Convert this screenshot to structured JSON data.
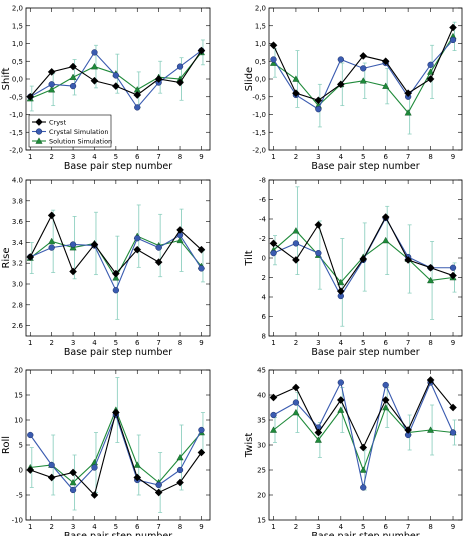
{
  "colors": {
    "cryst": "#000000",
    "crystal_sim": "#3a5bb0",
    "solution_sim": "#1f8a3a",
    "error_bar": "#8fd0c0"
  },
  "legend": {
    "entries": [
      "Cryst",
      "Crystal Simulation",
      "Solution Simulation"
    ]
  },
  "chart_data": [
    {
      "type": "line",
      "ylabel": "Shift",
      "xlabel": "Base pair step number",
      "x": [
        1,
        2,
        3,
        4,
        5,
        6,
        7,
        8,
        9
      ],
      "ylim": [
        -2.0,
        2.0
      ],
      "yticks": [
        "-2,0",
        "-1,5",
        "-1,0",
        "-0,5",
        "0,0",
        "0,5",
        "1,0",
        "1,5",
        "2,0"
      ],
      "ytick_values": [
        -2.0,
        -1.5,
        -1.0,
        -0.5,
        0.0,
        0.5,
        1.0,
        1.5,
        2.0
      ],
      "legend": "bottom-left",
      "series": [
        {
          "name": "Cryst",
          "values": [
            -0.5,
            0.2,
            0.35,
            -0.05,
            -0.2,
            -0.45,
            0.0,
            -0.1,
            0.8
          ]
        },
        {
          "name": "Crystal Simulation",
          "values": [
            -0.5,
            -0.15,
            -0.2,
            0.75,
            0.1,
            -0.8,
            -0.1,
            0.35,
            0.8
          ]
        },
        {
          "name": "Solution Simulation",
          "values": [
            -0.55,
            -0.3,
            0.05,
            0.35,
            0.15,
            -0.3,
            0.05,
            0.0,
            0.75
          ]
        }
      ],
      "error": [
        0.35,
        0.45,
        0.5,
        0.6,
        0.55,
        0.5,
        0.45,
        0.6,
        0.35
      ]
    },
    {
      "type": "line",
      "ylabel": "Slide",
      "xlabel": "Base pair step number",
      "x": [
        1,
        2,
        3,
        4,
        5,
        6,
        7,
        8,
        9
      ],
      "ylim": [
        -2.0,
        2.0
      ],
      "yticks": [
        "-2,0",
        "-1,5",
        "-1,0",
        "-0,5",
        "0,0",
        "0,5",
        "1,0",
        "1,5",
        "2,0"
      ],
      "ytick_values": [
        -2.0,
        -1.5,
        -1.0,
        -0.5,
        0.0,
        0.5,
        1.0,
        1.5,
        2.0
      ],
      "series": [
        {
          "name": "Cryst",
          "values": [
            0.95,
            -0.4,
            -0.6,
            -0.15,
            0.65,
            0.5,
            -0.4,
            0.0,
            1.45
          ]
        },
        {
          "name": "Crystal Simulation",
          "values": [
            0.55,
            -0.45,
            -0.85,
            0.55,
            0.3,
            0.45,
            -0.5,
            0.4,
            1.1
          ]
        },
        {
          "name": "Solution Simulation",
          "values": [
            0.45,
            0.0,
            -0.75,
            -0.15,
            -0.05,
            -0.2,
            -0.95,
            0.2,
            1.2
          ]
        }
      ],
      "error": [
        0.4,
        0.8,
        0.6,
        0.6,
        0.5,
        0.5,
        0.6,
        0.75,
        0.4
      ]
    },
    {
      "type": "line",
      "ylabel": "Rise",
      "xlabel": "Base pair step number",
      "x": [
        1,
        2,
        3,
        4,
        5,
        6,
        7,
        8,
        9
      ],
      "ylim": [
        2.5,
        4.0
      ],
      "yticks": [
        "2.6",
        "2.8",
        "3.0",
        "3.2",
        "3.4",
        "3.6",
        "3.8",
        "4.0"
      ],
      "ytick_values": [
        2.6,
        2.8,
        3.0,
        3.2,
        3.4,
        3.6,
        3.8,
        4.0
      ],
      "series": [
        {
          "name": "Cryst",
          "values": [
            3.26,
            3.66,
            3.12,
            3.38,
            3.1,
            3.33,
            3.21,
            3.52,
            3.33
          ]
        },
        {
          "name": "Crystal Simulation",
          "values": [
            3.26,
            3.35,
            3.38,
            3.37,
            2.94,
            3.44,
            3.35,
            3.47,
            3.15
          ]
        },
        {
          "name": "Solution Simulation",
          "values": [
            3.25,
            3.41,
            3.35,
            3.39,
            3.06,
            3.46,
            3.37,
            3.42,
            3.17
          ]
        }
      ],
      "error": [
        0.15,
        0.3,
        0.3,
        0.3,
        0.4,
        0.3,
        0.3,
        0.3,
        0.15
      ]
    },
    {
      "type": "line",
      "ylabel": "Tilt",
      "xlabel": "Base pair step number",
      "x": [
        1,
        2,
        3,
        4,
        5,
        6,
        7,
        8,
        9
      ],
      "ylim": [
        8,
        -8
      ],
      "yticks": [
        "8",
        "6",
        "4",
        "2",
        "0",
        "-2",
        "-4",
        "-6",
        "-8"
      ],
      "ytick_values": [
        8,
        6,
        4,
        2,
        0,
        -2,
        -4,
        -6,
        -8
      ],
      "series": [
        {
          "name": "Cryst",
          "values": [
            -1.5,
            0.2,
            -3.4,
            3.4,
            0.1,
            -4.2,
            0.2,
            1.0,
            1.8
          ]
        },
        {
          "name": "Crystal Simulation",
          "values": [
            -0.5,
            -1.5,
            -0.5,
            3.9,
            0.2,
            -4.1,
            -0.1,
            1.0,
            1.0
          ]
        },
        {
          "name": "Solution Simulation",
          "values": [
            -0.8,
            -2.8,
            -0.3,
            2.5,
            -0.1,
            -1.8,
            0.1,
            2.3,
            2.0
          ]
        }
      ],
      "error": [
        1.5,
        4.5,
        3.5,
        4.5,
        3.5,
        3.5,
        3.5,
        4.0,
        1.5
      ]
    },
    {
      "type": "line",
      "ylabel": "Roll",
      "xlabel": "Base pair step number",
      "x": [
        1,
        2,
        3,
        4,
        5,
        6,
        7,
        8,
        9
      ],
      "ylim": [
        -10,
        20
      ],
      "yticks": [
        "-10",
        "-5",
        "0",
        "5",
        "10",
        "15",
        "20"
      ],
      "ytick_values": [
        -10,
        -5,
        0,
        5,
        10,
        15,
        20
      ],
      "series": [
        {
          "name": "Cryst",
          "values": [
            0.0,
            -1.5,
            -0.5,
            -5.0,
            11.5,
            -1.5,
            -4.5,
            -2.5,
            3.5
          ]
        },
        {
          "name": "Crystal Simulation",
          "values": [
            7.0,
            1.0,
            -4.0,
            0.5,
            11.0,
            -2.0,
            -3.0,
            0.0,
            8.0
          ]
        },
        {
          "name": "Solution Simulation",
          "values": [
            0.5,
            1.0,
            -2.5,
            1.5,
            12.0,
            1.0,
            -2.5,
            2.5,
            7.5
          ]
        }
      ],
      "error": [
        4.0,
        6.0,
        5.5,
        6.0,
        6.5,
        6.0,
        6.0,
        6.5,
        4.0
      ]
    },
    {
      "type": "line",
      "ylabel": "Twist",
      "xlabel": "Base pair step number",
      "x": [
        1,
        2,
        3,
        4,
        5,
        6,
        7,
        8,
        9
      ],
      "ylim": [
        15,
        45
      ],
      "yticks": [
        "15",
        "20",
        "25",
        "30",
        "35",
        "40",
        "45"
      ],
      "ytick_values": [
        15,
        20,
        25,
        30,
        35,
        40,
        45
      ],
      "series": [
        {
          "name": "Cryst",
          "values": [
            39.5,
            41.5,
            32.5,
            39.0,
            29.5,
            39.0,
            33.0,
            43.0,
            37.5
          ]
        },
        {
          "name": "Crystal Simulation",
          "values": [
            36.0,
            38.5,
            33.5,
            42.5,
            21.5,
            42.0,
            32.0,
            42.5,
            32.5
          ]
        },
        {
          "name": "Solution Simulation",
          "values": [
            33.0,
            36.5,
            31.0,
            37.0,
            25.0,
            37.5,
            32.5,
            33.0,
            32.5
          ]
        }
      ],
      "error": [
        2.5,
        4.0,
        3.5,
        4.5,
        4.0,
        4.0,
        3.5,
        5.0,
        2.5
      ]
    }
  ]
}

═══

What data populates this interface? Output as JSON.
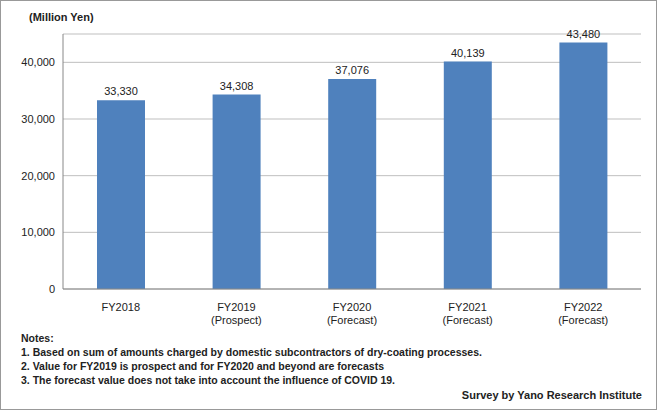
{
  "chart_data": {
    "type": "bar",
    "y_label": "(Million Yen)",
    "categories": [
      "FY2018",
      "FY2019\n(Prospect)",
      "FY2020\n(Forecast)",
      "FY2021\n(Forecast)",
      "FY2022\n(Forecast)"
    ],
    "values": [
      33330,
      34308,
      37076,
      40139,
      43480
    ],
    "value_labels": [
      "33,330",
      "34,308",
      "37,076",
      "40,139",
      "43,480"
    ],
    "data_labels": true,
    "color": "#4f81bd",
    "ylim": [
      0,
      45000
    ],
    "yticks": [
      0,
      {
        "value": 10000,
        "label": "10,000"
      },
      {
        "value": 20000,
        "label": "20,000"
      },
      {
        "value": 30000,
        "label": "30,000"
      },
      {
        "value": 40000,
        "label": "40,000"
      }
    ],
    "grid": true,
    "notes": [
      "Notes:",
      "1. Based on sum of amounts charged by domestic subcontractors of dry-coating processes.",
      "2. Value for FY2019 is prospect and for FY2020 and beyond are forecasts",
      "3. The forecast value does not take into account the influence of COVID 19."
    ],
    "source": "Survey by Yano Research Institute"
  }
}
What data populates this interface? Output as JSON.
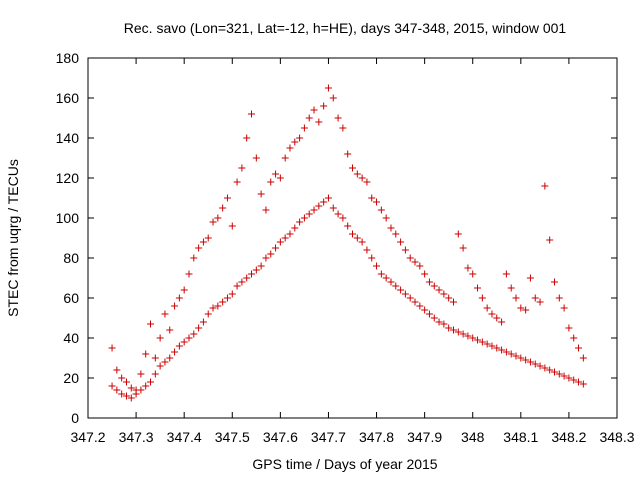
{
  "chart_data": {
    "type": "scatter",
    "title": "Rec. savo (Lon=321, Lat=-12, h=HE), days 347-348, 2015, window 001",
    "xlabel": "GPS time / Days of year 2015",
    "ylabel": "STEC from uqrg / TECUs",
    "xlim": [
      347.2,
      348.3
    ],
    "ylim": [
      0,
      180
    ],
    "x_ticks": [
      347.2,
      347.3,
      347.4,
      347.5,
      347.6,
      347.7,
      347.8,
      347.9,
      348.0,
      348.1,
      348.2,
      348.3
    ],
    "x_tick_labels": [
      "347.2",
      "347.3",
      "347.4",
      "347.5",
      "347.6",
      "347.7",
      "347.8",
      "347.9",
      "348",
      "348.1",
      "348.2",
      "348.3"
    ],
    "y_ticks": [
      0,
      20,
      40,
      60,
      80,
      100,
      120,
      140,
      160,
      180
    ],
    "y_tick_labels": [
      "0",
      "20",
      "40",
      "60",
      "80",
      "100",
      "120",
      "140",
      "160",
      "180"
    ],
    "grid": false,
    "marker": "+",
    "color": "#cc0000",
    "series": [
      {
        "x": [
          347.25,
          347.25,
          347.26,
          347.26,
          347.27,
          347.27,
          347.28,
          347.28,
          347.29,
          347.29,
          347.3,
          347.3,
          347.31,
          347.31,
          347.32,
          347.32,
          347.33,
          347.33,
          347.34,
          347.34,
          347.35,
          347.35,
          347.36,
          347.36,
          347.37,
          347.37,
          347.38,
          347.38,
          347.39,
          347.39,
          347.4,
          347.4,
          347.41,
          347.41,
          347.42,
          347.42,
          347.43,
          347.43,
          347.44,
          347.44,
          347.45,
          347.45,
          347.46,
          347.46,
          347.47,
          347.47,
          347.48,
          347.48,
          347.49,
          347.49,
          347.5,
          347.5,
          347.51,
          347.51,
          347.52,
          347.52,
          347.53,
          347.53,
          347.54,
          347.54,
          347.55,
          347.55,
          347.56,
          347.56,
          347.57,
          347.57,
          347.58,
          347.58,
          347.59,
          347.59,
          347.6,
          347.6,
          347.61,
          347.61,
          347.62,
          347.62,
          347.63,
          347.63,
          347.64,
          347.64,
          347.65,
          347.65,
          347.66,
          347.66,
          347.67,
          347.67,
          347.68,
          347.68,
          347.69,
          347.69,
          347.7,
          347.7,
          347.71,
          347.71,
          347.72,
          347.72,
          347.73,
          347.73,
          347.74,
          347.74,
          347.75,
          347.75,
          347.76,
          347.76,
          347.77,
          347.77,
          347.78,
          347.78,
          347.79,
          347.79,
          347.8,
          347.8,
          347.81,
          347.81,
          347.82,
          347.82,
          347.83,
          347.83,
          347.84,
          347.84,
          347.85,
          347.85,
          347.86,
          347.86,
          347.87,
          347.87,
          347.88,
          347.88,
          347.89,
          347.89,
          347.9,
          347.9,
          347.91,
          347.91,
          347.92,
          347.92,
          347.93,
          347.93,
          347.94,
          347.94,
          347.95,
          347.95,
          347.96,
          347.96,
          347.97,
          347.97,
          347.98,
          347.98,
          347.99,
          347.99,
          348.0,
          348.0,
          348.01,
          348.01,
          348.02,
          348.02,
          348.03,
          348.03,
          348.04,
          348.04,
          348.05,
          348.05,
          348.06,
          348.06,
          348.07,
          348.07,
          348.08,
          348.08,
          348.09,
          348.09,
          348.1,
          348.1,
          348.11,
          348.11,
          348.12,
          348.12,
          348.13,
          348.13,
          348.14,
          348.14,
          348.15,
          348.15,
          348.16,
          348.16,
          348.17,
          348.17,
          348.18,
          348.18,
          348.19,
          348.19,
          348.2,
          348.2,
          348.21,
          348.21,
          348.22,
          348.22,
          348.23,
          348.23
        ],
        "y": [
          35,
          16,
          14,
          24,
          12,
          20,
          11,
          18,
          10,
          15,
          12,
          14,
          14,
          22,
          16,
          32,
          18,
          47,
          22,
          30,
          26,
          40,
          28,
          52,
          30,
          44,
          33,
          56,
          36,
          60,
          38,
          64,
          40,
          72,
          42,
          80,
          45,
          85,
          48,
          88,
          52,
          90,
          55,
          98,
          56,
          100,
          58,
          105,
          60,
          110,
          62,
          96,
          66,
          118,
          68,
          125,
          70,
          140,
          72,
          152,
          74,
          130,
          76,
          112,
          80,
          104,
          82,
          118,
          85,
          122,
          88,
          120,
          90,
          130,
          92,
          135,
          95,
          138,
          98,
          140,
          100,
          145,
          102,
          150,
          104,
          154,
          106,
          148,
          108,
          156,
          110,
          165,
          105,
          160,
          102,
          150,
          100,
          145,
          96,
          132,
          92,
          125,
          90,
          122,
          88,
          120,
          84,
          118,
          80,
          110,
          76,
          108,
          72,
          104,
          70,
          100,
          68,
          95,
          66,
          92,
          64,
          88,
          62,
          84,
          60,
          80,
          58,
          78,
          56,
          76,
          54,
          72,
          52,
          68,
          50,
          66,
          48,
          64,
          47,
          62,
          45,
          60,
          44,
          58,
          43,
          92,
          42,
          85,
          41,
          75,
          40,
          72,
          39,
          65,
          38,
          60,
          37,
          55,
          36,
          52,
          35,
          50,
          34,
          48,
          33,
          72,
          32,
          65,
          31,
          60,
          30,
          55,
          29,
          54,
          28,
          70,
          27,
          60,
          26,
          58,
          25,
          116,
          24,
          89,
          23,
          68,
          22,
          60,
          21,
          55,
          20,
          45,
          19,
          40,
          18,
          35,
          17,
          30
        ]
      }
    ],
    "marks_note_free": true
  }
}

═══

§ JOB: Your task is to gather all lines from the entries above that hold the word "ylabel".

§ ANSWER FOR THIS EXERCISE:
      "ylabel": "Shift",
      "ylabel": "Slide",
      "ylabel": "Rise",
      "ylabel": "Tilt",
      "ylabel": "Roll",
      "ylabel": "Twist",
    "ylabel": "STEC from uqrg / TECUs",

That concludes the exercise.